Task to complete → Reproduce every row below word for word, omitting the pictures.

Data listing →
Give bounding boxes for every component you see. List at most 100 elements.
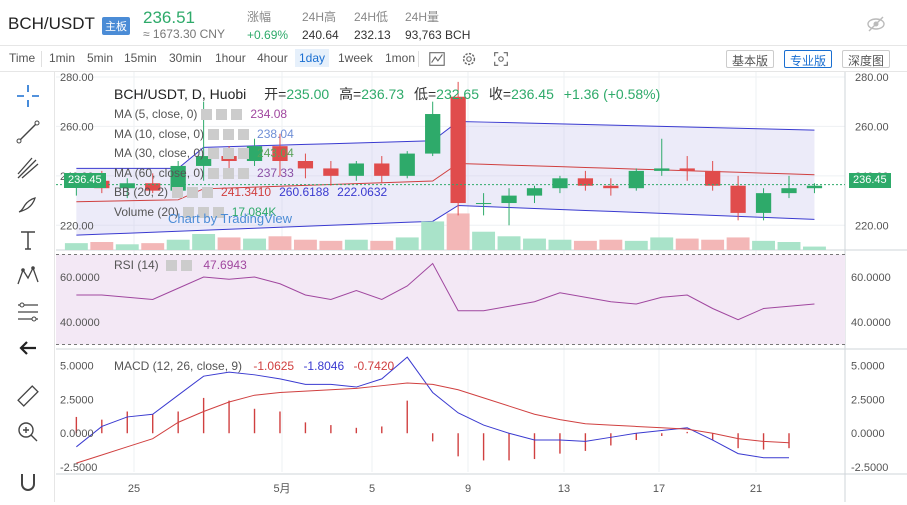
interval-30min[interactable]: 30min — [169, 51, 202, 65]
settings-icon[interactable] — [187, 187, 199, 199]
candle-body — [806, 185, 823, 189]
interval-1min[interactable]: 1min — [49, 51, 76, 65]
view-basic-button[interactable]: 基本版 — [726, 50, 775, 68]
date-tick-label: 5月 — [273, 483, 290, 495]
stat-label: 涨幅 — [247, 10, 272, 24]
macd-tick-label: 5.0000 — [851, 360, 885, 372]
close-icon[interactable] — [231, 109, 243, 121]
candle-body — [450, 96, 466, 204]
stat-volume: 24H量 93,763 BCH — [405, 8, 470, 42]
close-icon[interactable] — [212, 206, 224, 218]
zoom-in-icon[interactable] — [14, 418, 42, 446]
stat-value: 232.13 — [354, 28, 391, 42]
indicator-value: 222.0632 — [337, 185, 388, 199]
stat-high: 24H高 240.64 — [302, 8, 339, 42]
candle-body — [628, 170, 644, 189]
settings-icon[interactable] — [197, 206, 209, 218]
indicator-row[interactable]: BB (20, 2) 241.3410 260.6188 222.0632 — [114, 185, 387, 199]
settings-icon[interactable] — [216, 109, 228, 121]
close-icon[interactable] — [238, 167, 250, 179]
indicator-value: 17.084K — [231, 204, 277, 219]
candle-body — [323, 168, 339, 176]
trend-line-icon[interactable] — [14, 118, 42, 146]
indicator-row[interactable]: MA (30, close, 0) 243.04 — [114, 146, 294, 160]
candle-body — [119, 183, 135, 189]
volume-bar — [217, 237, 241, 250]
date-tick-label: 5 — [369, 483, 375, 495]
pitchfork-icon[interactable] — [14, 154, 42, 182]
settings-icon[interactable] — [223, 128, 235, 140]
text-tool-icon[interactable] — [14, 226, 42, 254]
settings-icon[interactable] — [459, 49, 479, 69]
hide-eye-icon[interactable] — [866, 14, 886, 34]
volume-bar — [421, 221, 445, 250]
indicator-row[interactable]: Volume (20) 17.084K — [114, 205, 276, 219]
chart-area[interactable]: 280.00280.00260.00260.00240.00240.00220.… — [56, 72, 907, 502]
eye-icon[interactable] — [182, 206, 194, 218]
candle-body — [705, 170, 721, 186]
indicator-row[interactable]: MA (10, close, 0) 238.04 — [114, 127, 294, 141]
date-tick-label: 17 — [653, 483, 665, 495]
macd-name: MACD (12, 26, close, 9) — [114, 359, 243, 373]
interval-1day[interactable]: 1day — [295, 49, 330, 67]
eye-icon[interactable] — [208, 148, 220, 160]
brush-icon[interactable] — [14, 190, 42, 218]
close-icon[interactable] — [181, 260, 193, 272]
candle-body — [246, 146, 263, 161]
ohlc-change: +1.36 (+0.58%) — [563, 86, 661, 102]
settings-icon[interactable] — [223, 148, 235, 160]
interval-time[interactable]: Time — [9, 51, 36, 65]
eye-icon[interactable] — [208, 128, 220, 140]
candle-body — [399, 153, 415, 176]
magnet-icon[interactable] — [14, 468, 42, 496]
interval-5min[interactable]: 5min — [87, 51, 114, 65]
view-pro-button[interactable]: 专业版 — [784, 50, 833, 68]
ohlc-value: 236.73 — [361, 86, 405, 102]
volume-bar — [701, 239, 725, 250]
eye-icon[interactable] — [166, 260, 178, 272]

Complete answer →
Give bounding boxes for every component you see. List at most 100 elements.
interval-30min[interactable]: 30min — [169, 51, 202, 65]
settings-icon[interactable] — [187, 187, 199, 199]
candle-body — [806, 185, 823, 189]
interval-1min[interactable]: 1min — [49, 51, 76, 65]
view-basic-button[interactable]: 基本版 — [726, 50, 775, 68]
date-tick-label: 5月 — [273, 483, 290, 495]
stat-label: 涨幅 — [247, 10, 272, 24]
macd-tick-label: 5.0000 — [851, 360, 885, 372]
close-icon[interactable] — [231, 109, 243, 121]
candle-body — [450, 96, 466, 204]
stat-volume: 24H量 93,763 BCH — [405, 8, 470, 42]
close-icon[interactable] — [212, 206, 224, 218]
zoom-in-icon[interactable] — [14, 418, 42, 446]
stat-value: 232.13 — [354, 28, 391, 42]
indicator-value: 222.0632 — [337, 185, 388, 199]
stat-high: 24H高 240.64 — [302, 8, 339, 42]
candle-body — [628, 170, 644, 189]
settings-icon[interactable] — [197, 206, 209, 218]
indicator-row[interactable]: BB (20, 2) 241.3410 260.6188 222.0632 — [114, 185, 387, 199]
settings-icon[interactable] — [216, 109, 228, 121]
close-icon[interactable] — [238, 167, 250, 179]
indicator-value: 17.084K — [231, 204, 277, 219]
candle-body — [323, 168, 339, 176]
trend-line-icon[interactable] — [14, 118, 42, 146]
indicator-row[interactable]: MA (30, close, 0) 243.04 — [114, 146, 294, 160]
candle-body — [119, 183, 135, 189]
volume-bar — [217, 237, 241, 250]
date-tick-label: 5 — [369, 483, 375, 495]
pitchfork-icon[interactable] — [14, 154, 42, 182]
settings-icon[interactable] — [223, 128, 235, 140]
text-tool-icon[interactable] — [14, 226, 42, 254]
settings-icon[interactable] — [459, 49, 479, 69]
hide-eye-icon[interactable] — [866, 14, 886, 34]
volume-bar — [421, 221, 445, 250]
indicator-row[interactable]: Volume (20) 17.084K — [114, 205, 276, 219]
chart-area[interactable]: 280.00280.00260.00260.00240.00240.00220.… — [56, 72, 907, 502]
eye-icon[interactable] — [182, 206, 194, 218]
candle-body — [705, 170, 721, 186]
indicator-row[interactable]: MA (10, close, 0) 238.04 — [114, 127, 294, 141]
date-tick-label: 17 — [653, 483, 665, 495]
macd-name: MACD (12, 26, close, 9) — [114, 359, 243, 373]
interval-1day[interactable]: 1day — [295, 49, 330, 67]
eye-icon[interactable] — [208, 148, 220, 160]
brush-icon[interactable] — [14, 190, 42, 218]
close-icon[interactable] — [181, 260, 193, 272]
candle-body — [246, 146, 263, 161]
ohlc-change: +1.36 (+0.58%) — [563, 86, 661, 102]
settings-icon[interactable] — [223, 148, 235, 160]
interval-time[interactable]: Time — [9, 51, 36, 65]
eye-icon[interactable] — [208, 128, 220, 140]
candle-body — [399, 153, 415, 176]
magnet-icon[interactable] — [14, 468, 42, 496]
interval-5min[interactable]: 5min — [87, 51, 114, 65]
view-pro-button[interactable]: 专业版 — [784, 50, 833, 68]
ohlc-value: 236.73 — [361, 86, 405, 102]
volume-bar — [701, 239, 725, 250]
eye-icon[interactable] — [166, 260, 178, 272]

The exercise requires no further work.